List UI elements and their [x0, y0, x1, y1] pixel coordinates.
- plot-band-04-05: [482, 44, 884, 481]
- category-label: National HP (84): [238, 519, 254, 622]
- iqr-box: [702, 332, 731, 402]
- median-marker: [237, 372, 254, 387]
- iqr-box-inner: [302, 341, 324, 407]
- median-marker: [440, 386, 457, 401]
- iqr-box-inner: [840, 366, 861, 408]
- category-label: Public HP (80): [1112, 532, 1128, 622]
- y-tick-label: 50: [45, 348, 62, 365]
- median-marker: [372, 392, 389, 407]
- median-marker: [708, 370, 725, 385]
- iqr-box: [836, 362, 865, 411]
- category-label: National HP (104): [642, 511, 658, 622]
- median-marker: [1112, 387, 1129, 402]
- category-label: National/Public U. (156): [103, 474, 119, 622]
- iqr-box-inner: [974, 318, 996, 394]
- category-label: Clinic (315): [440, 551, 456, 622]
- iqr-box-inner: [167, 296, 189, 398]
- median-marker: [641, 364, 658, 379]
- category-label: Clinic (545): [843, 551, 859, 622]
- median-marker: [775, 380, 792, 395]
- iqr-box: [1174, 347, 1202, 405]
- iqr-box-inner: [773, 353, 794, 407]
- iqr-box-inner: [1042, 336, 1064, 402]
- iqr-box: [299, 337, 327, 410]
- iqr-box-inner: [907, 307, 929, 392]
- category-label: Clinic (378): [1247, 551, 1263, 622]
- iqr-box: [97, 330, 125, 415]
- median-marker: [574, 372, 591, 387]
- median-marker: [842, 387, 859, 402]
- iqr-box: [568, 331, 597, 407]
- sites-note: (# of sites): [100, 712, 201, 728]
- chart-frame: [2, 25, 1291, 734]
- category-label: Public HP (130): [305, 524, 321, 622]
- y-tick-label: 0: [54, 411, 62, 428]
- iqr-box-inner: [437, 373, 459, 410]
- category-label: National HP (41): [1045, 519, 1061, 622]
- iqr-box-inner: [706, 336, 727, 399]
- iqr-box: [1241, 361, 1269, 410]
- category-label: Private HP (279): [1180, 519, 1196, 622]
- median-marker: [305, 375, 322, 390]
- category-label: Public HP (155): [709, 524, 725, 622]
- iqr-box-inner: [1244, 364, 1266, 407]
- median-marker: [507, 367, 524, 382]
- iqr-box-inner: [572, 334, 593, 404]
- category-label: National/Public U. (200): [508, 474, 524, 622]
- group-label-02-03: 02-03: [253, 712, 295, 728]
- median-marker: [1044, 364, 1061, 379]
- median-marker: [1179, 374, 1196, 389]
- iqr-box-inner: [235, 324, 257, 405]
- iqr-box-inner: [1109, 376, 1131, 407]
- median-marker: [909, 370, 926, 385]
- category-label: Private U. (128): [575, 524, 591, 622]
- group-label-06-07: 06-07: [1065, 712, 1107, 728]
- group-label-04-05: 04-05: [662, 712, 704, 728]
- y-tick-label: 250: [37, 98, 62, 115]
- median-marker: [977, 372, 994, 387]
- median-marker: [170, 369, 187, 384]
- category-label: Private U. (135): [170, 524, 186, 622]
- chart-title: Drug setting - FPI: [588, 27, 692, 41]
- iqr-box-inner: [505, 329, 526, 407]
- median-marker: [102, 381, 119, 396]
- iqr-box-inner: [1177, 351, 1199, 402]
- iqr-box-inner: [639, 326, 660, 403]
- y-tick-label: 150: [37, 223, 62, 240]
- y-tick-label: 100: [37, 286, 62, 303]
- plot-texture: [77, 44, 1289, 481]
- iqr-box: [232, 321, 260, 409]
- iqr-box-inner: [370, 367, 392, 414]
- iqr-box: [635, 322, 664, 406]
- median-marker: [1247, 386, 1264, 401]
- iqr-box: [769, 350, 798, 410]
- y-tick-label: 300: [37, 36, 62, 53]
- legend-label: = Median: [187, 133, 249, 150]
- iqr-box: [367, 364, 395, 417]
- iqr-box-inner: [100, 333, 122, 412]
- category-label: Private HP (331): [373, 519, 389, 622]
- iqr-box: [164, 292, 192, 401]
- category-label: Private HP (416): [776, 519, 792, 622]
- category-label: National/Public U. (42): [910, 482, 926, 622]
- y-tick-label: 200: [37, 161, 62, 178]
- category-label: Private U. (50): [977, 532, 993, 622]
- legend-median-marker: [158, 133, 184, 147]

What is required »
Rewrite the data from its first line through the line containing "- category-label: National/Public U. (156): [103, 474, 119, 622]", changing every "median-marker" to "median-point" and leaving all else untouched.

Worked solution »
List UI elements and their [x0, y0, x1, y1] pixel coordinates.
- plot-band-04-05: [482, 44, 884, 481]
- category-label: National HP (84): [238, 519, 254, 622]
- iqr-box: [702, 332, 731, 402]
- median-point: [237, 372, 254, 387]
- iqr-box-inner: [302, 341, 324, 407]
- median-point: [440, 386, 457, 401]
- iqr-box-inner: [840, 366, 861, 408]
- category-label: Public HP (80): [1112, 532, 1128, 622]
- y-tick-label: 50: [45, 348, 62, 365]
- median-point: [372, 392, 389, 407]
- median-point: [708, 370, 725, 385]
- iqr-box: [836, 362, 865, 411]
- category-label: National HP (104): [642, 511, 658, 622]
- median-point: [1112, 387, 1129, 402]
- category-label: National/Public U. (156): [103, 474, 119, 622]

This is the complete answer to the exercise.